2.2 The pathophysiology of heart failure
2.2 The pathophysiology of heart failure

Despite the fact that NYHA class 3 and 4 heart disease is relatively uncommon in horses compared with other species, it is helpful to understand the changes which lead to signs of heart failure.

Heart failure may be acute or chronic, compensated or decompensated. The majority of animals with heart failure are in a compensated state in which there is a stable balance between abnormalities and the homeostatic responses to these changes. Treatment of animals with heart disease is aimed at reversing the aetiological factors if possible, in order to return the heart to normality. Howbecause heart valves cannot be replaced in horses, a complete cure is only possible with some arrhythmias. Treatment of animals with compensated heart disease is therefore based on alleviating clinical signs without reducing cardiac reserve. Treatment of animals with decompensated heart failure is aimed at returning the animal to a compensated state, if the long-term prognosis is sufficiently good for treatment to be worthwhile.

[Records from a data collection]
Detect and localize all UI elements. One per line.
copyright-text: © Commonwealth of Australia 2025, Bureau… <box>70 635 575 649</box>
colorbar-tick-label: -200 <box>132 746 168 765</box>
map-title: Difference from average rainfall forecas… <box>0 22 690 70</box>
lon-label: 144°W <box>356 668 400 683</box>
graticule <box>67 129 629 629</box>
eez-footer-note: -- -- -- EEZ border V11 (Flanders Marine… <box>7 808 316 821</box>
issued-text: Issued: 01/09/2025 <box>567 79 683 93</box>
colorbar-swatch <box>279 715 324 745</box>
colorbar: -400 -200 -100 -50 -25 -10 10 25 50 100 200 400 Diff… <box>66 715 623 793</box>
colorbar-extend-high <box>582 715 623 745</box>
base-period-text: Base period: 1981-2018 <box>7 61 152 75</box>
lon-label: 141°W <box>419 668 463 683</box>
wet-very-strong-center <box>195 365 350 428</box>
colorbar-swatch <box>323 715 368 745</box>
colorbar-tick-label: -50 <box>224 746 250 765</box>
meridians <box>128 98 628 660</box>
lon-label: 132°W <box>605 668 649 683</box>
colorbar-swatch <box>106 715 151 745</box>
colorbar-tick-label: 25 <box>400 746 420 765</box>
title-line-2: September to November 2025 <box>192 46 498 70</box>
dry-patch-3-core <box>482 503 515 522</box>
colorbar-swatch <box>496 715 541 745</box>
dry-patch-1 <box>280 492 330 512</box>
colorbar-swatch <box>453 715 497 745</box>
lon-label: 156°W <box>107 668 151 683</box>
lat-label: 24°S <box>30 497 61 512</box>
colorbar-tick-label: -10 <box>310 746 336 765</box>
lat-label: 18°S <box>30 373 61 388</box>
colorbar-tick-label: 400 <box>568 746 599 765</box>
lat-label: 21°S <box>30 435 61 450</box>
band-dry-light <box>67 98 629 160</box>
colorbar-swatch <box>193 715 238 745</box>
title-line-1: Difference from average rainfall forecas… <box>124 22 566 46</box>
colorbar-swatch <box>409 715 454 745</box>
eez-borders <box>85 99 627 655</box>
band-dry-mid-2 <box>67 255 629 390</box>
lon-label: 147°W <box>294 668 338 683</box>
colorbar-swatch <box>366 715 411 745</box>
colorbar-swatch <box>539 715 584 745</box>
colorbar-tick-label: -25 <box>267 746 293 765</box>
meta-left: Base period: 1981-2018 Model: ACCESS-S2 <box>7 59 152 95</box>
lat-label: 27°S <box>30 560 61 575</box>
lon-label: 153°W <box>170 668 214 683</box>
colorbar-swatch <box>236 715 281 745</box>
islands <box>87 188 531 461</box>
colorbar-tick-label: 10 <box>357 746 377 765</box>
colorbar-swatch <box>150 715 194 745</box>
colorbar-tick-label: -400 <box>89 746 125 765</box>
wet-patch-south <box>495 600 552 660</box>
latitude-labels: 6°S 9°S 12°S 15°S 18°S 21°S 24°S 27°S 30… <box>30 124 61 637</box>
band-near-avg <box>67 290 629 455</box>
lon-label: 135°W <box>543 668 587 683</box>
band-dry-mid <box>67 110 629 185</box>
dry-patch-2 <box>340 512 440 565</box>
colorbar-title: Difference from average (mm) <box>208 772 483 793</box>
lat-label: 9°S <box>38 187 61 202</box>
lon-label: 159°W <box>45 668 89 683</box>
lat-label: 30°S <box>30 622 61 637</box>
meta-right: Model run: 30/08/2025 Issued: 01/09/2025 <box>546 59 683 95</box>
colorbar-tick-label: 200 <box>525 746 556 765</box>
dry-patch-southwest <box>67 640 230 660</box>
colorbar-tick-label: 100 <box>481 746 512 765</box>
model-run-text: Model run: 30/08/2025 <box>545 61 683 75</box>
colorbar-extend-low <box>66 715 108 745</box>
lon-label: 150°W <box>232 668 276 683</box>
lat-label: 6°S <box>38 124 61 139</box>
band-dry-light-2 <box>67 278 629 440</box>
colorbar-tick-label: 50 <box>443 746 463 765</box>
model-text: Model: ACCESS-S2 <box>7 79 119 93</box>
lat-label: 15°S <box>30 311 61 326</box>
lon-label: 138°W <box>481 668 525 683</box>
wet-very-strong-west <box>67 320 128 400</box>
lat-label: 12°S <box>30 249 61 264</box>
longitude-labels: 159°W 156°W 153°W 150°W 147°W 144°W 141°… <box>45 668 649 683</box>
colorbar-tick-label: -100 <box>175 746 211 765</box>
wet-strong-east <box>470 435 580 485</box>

* _Check your understanding_:
1. According to the passage on heart failure, what is the aim of treating animals with decompensated heart failure?
2. Reproduce everything in the passage on heart failure from "Despite the fact" down to "of heart failure.".
The records have no connection to the passage on heart failure.

* _Solutions to each task_:
1. It aims to return the animal to a compensated state, if the long-term prognosis is good enough for treatment to be worthwhile.

2.
Despite the fact that NYHA class 3 and 4 heart disease is relatively uncommon in horses compared with other species, it is helpful to understand the changes which lead to signs of heart failure.